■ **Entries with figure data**
################
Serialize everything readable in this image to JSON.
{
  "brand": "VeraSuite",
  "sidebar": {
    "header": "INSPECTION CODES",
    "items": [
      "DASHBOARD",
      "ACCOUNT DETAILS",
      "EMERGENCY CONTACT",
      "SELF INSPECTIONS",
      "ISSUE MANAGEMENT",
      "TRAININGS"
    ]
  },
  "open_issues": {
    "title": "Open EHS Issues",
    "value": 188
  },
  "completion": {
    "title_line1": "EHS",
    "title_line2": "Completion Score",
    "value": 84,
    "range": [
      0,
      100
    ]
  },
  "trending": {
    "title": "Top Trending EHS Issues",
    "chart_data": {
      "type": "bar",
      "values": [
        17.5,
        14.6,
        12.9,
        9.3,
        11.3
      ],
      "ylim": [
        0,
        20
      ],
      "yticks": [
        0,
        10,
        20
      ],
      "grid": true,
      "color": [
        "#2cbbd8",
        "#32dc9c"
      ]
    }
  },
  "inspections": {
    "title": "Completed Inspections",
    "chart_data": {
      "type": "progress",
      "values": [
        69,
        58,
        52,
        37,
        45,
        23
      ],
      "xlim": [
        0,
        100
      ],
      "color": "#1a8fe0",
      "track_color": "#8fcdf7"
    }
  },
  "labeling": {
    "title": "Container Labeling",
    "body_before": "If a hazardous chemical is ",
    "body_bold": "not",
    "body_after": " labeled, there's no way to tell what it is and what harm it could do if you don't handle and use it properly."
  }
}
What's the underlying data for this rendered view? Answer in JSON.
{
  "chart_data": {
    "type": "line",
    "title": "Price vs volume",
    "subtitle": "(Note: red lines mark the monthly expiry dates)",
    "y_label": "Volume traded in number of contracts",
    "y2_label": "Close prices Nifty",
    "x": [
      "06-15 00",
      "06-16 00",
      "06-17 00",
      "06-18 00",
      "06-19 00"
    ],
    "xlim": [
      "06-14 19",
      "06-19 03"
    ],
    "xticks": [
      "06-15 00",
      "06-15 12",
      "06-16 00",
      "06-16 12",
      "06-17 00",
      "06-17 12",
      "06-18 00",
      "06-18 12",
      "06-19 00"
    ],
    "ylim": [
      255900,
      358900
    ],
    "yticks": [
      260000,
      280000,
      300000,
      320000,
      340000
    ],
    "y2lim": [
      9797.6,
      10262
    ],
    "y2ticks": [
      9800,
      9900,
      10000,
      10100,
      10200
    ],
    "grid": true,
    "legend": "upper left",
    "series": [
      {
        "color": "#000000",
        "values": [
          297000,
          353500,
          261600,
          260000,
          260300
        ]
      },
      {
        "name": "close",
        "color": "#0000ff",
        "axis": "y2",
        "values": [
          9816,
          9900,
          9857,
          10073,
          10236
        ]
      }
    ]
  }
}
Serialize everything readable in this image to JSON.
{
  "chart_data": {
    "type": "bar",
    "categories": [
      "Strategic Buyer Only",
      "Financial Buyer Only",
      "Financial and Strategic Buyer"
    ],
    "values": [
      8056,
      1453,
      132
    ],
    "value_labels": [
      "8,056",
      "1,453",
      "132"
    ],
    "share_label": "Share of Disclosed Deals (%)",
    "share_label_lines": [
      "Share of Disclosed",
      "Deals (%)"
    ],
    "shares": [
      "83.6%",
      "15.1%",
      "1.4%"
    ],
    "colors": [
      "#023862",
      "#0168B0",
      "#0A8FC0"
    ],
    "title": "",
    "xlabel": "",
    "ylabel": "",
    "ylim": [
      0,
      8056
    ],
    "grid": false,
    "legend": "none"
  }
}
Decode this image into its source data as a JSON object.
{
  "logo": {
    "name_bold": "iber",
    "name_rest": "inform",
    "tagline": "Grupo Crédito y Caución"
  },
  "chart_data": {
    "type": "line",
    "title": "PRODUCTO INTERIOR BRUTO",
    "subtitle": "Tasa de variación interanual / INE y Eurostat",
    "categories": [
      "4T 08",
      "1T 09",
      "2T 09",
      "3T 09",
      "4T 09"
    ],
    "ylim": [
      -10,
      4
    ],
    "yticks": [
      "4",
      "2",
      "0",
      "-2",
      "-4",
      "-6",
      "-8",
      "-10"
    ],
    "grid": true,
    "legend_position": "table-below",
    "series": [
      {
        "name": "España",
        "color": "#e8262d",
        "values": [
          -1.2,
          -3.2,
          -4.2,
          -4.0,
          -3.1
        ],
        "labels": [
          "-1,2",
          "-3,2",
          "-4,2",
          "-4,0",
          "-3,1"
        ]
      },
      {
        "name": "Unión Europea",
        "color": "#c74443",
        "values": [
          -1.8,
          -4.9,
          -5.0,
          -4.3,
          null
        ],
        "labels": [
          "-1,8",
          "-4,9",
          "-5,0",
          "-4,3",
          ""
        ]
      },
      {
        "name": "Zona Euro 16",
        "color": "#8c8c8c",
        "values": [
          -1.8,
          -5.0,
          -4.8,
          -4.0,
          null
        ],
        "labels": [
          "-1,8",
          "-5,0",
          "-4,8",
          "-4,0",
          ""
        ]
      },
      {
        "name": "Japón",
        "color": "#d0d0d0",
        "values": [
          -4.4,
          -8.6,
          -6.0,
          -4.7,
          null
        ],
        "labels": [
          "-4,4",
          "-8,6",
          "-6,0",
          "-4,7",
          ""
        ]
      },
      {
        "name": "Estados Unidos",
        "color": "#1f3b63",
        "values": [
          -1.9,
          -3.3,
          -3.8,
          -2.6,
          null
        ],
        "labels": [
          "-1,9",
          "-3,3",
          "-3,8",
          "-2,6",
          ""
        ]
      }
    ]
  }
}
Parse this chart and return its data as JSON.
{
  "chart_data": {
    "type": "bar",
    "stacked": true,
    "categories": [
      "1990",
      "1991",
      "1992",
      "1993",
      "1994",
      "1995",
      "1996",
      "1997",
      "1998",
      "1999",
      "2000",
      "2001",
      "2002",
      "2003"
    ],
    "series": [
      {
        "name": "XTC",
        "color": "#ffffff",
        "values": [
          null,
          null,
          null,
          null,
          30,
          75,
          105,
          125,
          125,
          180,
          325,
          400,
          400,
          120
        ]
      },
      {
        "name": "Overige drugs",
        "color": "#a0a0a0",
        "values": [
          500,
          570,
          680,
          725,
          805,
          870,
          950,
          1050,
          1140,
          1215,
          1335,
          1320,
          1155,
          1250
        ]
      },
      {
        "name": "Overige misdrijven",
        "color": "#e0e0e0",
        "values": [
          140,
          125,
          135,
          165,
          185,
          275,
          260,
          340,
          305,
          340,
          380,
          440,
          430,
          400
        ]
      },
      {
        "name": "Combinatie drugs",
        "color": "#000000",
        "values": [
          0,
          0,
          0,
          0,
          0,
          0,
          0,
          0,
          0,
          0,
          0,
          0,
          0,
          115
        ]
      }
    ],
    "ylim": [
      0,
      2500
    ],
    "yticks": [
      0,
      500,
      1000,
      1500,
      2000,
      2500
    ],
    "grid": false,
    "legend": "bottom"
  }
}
################
■ **Exercise goal**
Identify every line holding the word "drugs" and copy it out.

■ **Exercise output**
        "name": "Overige drugs",
        "name": "Combinatie drugs",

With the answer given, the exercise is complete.